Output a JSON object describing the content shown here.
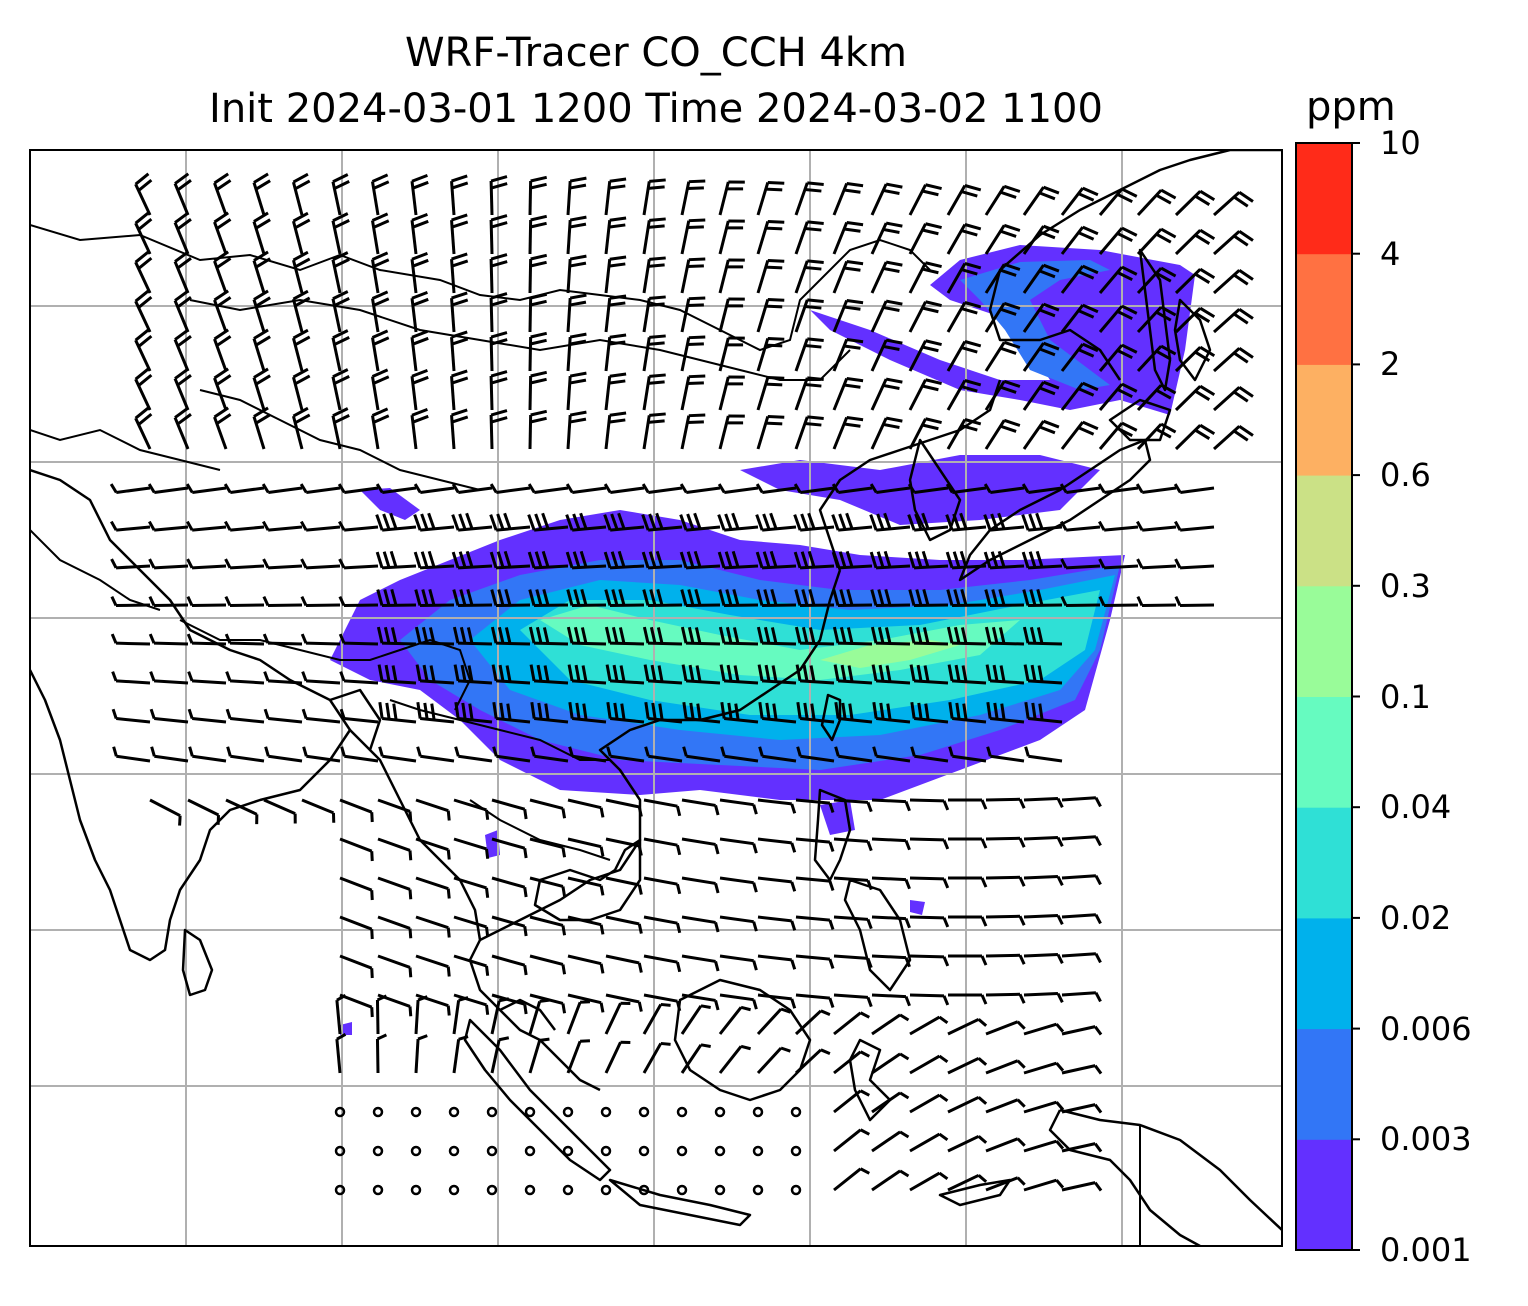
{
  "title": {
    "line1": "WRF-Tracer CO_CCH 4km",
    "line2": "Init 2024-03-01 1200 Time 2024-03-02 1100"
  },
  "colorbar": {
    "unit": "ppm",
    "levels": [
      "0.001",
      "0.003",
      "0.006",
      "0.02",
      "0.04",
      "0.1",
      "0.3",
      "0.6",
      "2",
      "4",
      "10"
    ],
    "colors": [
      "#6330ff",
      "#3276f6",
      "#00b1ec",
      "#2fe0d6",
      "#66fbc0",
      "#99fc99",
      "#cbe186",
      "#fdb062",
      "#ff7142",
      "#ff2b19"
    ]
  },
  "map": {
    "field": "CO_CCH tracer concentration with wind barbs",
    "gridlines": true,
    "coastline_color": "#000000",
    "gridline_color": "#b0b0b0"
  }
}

_____

▶ [TASK] Reproduce each line exactly, please, except for any pictures.

▶ [RESPONSE TO THIS EXERCISE]
Output a JSON object describing the content shown here.
{
  "title": {
    "line1": "WRF-Tracer CO_CCH 4km",
    "line2": "Init 2024-03-01 1200 Time 2024-03-02 1100"
  },
  "colorbar": {
    "unit": "ppm",
    "levels": [
      "0.001",
      "0.003",
      "0.006",
      "0.02",
      "0.04",
      "0.1",
      "0.3",
      "0.6",
      "2",
      "4",
      "10"
    ],
    "colors": [
      "#6330ff",
      "#3276f6",
      "#00b1ec",
      "#2fe0d6",
      "#66fbc0",
      "#99fc99",
      "#cbe186",
      "#fdb062",
      "#ff7142",
      "#ff2b19"
    ]
  },
  "map": {
    "field": "CO_CCH tracer concentration with wind barbs",
    "gridlines": true,
    "coastline_color": "#000000",
    "gridline_color": "#b0b0b0"
  }
}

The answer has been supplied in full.